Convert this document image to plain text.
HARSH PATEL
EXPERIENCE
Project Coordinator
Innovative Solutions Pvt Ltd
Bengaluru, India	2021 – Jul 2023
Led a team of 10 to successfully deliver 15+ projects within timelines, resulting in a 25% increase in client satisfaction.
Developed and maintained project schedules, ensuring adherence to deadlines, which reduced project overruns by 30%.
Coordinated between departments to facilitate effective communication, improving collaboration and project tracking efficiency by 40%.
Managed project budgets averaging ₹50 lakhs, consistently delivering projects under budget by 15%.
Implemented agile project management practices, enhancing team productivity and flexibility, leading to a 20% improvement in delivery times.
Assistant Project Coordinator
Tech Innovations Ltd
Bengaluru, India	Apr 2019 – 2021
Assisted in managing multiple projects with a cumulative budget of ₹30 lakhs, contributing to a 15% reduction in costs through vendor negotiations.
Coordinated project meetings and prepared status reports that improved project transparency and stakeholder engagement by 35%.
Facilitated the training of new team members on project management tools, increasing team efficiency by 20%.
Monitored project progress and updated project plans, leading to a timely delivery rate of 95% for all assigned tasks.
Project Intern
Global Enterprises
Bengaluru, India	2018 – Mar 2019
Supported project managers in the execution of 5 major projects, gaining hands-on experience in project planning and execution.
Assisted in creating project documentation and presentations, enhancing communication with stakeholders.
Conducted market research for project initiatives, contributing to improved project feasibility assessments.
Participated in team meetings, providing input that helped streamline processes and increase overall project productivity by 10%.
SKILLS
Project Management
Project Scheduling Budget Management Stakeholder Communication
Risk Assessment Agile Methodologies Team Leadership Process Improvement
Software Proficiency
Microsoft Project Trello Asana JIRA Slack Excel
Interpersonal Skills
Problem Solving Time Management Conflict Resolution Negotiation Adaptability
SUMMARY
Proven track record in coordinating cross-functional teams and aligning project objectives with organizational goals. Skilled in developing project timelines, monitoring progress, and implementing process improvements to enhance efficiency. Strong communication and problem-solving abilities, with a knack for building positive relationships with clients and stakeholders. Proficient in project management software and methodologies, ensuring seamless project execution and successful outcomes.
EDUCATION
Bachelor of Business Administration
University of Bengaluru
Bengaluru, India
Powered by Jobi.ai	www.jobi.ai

============================================================

- _YOUR GOAL_: Return all of the entries exactly as written.

- _COMPLETE ANSWER_:
Convert this document image to plain text.
HARSH PATEL
EXPERIENCE
Project Coordinator
Innovative Solutions Pvt Ltd
Bengaluru, India	2021 – Jul 2023
Led a team of 10 to successfully deliver 15+ projects within timelines, resulting in a 25% increase in client satisfaction.
Developed and maintained project schedules, ensuring adherence to deadlines, which reduced project overruns by 30%.
Coordinated between departments to facilitate effective communication, improving collaboration and project tracking efficiency by 40%.
Managed project budgets averaging ₹50 lakhs, consistently delivering projects under budget by 15%.
Implemented agile project management practices, enhancing team productivity and flexibility, leading to a 20% improvement in delivery times.
Assistant Project Coordinator
Tech Innovations Ltd
Bengaluru, India	Apr 2019 – 2021
Assisted in managing multiple projects with a cumulative budget of ₹30 lakhs, contributing to a 15% reduction in costs through vendor negotiations.
Coordinated project meetings and prepared status reports that improved project transparency and stakeholder engagement by 35%.
Facilitated the training of new team members on project management tools, increasing team efficiency by 20%.
Monitored project progress and updated project plans, leading to a timely delivery rate of 95% for all assigned tasks.
Project Intern
Global Enterprises
Bengaluru, India	2018 – Mar 2019
Supported project managers in the execution of 5 major projects, gaining hands-on experience in project planning and execution.
Assisted in creating project documentation and presentations, enhancing communication with stakeholders.
Conducted market research for project initiatives, contributing to improved project feasibility assessments.
Participated in team meetings, providing input that helped streamline processes and increase overall project productivity by 10%.
SKILLS
Project Management
Project Scheduling Budget Management Stakeholder Communication
Risk Assessment Agile Methodologies Team Leadership Process Improvement
Software Proficiency
Microsoft Project Trello Asana JIRA Slack Excel
Interpersonal Skills
Problem Solving Time Management Conflict Resolution Negotiation Adaptability
SUMMARY
Proven track record in coordinating cross-functional teams and aligning project objectives with organizational goals. Skilled in developing project timelines, monitoring progress, and implementing process improvements to enhance efficiency. Strong communication and problem-solving abilities, with a knack for building positive relationships with clients and stakeholders. Proficient in project management software and methodologies, ensuring seamless project execution and successful outcomes.
EDUCATION
Bachelor of Business Administration
University of Bengaluru
Bengaluru, India
Powered by Jobi.ai	www.jobi.ai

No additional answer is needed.